**Problem details:**
Look through the material below. Copy each line that contains the string "Institute".

****

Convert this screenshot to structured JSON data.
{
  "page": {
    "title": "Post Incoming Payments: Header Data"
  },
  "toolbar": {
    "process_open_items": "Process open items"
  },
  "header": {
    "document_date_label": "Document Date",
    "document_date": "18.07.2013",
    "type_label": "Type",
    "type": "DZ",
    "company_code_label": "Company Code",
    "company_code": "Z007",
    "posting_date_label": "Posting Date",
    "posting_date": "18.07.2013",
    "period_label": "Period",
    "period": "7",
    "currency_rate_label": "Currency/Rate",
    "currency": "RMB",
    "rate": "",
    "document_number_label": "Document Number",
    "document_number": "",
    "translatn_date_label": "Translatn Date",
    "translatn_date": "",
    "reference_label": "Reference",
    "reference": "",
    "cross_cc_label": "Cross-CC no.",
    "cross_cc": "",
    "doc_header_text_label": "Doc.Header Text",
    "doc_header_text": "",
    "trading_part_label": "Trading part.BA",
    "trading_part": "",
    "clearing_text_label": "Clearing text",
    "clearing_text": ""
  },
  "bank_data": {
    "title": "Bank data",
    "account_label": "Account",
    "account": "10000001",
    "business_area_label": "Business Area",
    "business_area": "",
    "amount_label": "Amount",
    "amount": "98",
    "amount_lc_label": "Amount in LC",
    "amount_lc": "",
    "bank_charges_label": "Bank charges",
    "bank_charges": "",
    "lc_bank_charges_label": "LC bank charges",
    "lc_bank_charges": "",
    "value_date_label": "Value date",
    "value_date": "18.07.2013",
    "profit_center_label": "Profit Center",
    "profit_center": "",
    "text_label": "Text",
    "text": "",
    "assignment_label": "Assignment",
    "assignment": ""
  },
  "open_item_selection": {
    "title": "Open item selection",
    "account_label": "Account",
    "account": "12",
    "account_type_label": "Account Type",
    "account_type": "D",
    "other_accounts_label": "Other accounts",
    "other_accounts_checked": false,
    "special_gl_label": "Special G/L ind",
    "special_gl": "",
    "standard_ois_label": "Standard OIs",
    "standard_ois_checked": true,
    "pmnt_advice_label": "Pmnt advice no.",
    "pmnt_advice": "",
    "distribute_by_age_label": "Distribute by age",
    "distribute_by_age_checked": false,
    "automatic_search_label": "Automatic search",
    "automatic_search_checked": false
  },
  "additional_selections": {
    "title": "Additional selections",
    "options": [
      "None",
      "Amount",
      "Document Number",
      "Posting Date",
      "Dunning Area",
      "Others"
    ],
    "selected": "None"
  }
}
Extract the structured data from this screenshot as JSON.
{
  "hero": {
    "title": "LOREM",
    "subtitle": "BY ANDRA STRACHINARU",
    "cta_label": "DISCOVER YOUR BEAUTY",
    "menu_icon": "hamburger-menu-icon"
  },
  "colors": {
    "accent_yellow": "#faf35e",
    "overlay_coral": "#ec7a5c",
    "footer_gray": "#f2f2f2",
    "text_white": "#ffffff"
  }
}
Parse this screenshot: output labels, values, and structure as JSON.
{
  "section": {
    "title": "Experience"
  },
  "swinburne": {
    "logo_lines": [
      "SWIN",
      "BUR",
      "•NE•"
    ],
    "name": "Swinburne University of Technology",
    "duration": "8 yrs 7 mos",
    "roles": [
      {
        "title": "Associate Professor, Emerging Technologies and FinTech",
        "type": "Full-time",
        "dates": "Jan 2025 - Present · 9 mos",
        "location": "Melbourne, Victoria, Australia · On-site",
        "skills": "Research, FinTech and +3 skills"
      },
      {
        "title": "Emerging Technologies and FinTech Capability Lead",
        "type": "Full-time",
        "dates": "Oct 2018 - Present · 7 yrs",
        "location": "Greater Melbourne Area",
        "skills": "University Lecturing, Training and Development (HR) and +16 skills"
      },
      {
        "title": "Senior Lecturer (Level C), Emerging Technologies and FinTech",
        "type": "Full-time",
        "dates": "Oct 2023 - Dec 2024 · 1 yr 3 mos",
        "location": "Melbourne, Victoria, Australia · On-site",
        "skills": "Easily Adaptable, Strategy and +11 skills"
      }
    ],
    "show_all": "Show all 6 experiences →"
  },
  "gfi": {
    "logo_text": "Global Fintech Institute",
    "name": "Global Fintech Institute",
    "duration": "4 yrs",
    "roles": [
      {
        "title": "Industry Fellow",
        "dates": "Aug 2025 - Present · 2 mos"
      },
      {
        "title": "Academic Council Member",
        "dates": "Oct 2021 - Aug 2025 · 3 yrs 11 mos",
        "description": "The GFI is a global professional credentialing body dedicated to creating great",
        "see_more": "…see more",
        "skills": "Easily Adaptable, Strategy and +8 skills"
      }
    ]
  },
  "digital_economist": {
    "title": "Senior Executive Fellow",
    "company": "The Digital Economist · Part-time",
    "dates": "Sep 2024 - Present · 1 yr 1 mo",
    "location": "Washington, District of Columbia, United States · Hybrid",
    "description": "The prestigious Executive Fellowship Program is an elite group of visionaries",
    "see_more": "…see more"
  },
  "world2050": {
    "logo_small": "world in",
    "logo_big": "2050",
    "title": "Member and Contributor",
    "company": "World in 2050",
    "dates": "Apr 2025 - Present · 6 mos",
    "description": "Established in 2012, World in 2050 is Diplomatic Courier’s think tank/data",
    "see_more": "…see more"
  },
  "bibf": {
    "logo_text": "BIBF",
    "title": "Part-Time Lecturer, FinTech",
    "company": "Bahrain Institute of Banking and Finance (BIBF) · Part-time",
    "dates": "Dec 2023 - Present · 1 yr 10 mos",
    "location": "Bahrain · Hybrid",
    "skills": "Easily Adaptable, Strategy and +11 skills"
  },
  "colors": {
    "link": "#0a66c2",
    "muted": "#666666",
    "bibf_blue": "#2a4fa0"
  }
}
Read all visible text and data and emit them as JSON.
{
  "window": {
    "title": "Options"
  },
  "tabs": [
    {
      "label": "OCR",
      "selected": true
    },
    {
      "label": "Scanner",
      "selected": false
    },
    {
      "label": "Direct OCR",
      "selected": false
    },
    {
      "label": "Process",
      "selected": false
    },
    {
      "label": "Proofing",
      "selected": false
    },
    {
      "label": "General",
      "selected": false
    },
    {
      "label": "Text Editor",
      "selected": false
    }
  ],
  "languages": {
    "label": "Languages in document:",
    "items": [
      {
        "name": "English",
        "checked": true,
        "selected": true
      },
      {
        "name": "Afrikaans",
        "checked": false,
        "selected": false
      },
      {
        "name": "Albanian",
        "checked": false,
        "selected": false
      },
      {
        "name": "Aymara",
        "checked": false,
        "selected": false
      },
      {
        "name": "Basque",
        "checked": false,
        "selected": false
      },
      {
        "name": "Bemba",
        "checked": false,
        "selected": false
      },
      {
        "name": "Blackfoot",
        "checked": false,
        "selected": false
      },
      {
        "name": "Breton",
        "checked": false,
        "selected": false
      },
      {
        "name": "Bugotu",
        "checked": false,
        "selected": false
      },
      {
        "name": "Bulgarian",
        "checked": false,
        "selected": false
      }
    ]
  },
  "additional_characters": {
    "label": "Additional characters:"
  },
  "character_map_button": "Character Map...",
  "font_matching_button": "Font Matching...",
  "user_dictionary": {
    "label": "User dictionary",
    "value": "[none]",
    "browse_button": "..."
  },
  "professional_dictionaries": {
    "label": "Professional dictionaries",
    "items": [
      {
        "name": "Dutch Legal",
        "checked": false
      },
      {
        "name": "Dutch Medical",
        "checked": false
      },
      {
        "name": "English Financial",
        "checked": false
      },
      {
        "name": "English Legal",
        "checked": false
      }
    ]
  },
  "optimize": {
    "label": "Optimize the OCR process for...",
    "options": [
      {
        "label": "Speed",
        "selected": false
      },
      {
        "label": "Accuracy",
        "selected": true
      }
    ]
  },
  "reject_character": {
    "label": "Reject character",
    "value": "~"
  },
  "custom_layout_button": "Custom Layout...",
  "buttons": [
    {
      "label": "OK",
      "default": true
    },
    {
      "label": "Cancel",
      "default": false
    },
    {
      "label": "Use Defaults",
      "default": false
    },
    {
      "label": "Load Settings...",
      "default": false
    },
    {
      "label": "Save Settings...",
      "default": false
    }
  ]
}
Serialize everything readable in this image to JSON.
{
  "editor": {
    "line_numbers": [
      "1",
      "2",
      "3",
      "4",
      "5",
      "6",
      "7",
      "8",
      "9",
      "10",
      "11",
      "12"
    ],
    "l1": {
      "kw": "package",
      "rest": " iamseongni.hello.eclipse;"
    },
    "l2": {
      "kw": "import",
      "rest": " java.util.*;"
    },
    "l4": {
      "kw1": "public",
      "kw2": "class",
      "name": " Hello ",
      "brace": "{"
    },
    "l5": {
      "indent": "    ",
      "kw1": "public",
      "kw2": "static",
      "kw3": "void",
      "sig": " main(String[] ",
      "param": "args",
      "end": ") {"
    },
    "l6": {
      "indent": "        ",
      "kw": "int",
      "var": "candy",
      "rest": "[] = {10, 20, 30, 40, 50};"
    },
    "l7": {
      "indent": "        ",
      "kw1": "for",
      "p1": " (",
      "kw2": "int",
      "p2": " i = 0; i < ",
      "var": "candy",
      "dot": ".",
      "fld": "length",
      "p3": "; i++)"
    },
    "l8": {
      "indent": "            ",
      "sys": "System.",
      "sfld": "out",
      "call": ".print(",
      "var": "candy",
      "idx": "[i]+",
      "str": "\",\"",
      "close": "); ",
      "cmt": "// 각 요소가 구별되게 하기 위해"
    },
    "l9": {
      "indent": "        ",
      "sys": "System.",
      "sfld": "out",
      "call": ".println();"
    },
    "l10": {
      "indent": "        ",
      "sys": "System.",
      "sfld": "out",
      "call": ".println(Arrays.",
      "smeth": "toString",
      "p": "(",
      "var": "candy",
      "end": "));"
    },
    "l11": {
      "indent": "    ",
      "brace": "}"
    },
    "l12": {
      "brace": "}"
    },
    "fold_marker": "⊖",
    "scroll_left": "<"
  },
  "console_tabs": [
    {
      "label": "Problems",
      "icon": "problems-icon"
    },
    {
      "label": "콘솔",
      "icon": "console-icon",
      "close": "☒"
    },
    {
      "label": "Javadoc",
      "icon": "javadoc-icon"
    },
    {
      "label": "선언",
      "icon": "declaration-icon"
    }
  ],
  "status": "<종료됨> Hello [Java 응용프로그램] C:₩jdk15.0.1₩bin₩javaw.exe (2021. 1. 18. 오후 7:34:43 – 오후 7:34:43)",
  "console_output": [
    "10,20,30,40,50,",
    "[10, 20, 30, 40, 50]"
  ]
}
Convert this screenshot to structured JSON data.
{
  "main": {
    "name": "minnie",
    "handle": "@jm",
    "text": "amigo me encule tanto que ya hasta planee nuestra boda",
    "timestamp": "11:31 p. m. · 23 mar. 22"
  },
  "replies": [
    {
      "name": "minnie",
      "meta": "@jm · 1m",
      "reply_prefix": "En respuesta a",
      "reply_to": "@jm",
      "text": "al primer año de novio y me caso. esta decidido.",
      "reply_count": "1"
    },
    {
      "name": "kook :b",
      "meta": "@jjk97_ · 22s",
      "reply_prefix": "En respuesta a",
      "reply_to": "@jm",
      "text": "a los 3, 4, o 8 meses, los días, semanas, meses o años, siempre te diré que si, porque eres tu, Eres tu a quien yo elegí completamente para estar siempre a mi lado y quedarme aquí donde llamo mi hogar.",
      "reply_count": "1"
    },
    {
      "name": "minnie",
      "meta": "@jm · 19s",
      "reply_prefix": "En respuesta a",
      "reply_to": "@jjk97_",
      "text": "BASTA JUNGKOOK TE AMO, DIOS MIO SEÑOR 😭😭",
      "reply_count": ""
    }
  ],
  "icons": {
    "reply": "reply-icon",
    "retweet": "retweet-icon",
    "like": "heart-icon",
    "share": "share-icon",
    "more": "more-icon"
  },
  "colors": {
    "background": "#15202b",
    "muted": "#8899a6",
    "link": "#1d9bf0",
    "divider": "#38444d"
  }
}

****

**Task result:**
    "logo_text": "Global Fintech Institute",
    "name": "Global Fintech Institute",
    "company": "Bahrain Institute of Banking and Finance (BIBF) · Part-time",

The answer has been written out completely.